TASK PROMPT » Print all entries precisely as they are written.

Dataset items

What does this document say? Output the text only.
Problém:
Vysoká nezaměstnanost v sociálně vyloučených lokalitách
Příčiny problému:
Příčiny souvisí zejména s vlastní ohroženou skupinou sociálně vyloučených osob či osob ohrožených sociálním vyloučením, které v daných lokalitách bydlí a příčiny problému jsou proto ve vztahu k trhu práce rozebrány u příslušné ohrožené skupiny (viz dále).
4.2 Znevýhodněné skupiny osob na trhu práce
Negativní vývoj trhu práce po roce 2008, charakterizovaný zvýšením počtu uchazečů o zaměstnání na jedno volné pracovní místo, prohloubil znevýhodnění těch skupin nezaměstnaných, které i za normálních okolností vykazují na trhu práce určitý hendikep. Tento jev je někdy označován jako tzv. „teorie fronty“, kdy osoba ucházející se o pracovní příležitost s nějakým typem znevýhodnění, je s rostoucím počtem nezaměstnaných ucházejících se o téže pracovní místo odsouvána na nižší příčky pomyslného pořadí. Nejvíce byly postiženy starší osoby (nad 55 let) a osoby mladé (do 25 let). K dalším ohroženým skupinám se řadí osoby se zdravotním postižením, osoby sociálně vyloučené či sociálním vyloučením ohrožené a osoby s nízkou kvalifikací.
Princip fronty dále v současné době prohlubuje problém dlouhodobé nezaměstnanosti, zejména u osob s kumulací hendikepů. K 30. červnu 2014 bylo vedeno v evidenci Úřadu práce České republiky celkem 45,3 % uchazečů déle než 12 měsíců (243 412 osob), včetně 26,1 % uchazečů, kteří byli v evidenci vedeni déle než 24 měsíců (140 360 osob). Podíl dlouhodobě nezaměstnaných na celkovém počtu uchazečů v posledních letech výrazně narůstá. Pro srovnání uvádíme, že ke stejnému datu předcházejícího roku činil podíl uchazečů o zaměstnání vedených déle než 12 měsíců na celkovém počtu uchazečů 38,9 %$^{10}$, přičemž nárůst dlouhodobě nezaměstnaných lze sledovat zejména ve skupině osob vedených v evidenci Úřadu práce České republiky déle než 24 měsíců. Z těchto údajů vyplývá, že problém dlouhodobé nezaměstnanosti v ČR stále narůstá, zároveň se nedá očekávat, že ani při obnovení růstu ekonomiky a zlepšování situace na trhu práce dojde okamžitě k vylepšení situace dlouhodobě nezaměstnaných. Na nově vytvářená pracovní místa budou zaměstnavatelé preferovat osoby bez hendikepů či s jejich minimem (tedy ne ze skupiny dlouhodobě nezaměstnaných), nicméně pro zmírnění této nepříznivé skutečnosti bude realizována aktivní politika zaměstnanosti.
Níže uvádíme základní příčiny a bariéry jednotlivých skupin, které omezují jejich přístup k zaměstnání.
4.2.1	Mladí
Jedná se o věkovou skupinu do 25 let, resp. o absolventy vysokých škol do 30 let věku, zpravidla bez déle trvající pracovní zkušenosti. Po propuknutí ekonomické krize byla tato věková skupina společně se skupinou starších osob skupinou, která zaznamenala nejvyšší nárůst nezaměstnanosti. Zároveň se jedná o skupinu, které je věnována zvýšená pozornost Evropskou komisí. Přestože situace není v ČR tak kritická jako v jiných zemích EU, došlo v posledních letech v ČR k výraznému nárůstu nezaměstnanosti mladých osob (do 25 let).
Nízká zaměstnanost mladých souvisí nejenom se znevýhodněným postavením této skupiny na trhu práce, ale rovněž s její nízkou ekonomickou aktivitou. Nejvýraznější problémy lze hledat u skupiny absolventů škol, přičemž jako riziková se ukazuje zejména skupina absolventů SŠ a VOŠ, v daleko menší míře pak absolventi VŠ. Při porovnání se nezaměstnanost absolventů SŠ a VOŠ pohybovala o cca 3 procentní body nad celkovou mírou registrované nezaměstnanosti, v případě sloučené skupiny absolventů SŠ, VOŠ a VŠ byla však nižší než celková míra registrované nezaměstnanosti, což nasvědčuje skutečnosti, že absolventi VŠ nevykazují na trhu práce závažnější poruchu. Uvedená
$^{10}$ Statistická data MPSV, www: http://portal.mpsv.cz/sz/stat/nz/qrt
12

RESPONSE TO THIS EXERCISE »
What does this document say? Output the text only.
Problém:
Vysoká nezaměstnanost v sociálně vyloučených lokalitách
Příčiny problému:
Příčiny souvisí zejména s vlastní ohroženou skupinou sociálně vyloučených osob či osob ohrožených sociálním vyloučením, které v daných lokalitách bydlí a příčiny problému jsou proto ve vztahu k trhu práce rozebrány u příslušné ohrožené skupiny (viz dále).
4.2 Znevýhodněné skupiny osob na trhu práce
Negativní vývoj trhu práce po roce 2008, charakterizovaný zvýšením počtu uchazečů o zaměstnání na jedno volné pracovní místo, prohloubil znevýhodnění těch skupin nezaměstnaných, které i za normálních okolností vykazují na trhu práce určitý hendikep. Tento jev je někdy označován jako tzv. „teorie fronty“, kdy osoba ucházející se o pracovní příležitost s nějakým typem znevýhodnění, je s rostoucím počtem nezaměstnaných ucházejících se o téže pracovní místo odsouvána na nižší příčky pomyslného pořadí. Nejvíce byly postiženy starší osoby (nad 55 let) a osoby mladé (do 25 let). K dalším ohroženým skupinám se řadí osoby se zdravotním postižením, osoby sociálně vyloučené či sociálním vyloučením ohrožené a osoby s nízkou kvalifikací.
Princip fronty dále v současné době prohlubuje problém dlouhodobé nezaměstnanosti, zejména u osob s kumulací hendikepů. K 30. červnu 2014 bylo vedeno v evidenci Úřadu práce České republiky celkem 45,3 % uchazečů déle než 12 měsíců (243 412 osob), včetně 26,1 % uchazečů, kteří byli v evidenci vedeni déle než 24 měsíců (140 360 osob). Podíl dlouhodobě nezaměstnaných na celkovém počtu uchazečů v posledních letech výrazně narůstá. Pro srovnání uvádíme, že ke stejnému datu předcházejícího roku činil podíl uchazečů o zaměstnání vedených déle než 12 měsíců na celkovém počtu uchazečů 38,9 %$^{10}$, přičemž nárůst dlouhodobě nezaměstnaných lze sledovat zejména ve skupině osob vedených v evidenci Úřadu práce České republiky déle než 24 měsíců. Z těchto údajů vyplývá, že problém dlouhodobé nezaměstnanosti v ČR stále narůstá, zároveň se nedá očekávat, že ani při obnovení růstu ekonomiky a zlepšování situace na trhu práce dojde okamžitě k vylepšení situace dlouhodobě nezaměstnaných. Na nově vytvářená pracovní místa budou zaměstnavatelé preferovat osoby bez hendikepů či s jejich minimem (tedy ne ze skupiny dlouhodobě nezaměstnaných), nicméně pro zmírnění této nepříznivé skutečnosti bude realizována aktivní politika zaměstnanosti.
Níže uvádíme základní příčiny a bariéry jednotlivých skupin, které omezují jejich přístup k zaměstnání.
4.2.1	Mladí
Jedná se o věkovou skupinu do 25 let, resp. o absolventy vysokých škol do 30 let věku, zpravidla bez déle trvající pracovní zkušenosti. Po propuknutí ekonomické krize byla tato věková skupina společně se skupinou starších osob skupinou, která zaznamenala nejvyšší nárůst nezaměstnanosti. Zároveň se jedná o skupinu, které je věnována zvýšená pozornost Evropskou komisí. Přestože situace není v ČR tak kritická jako v jiných zemích EU, došlo v posledních letech v ČR k výraznému nárůstu nezaměstnanosti mladých osob (do 25 let).
Nízká zaměstnanost mladých souvisí nejenom se znevýhodněným postavením této skupiny na trhu práce, ale rovněž s její nízkou ekonomickou aktivitou. Nejvýraznější problémy lze hledat u skupiny absolventů škol, přičemž jako riziková se ukazuje zejména skupina absolventů SŠ a VOŠ, v daleko menší míře pak absolventi VŠ. Při porovnání se nezaměstnanost absolventů SŠ a VOŠ pohybovala o cca 3 procentní body nad celkovou mírou registrované nezaměstnanosti, v případě sloučené skupiny absolventů SŠ, VOŠ a VŠ byla však nižší než celková míra registrované nezaměstnanosti, což nasvědčuje skutečnosti, že absolventi VŠ nevykazují na trhu práce závažnější poruchu. Uvedená
$^{10}$ Statistická data MPSV, www: http://portal.mpsv.cz/sz/stat/nz/qrt
12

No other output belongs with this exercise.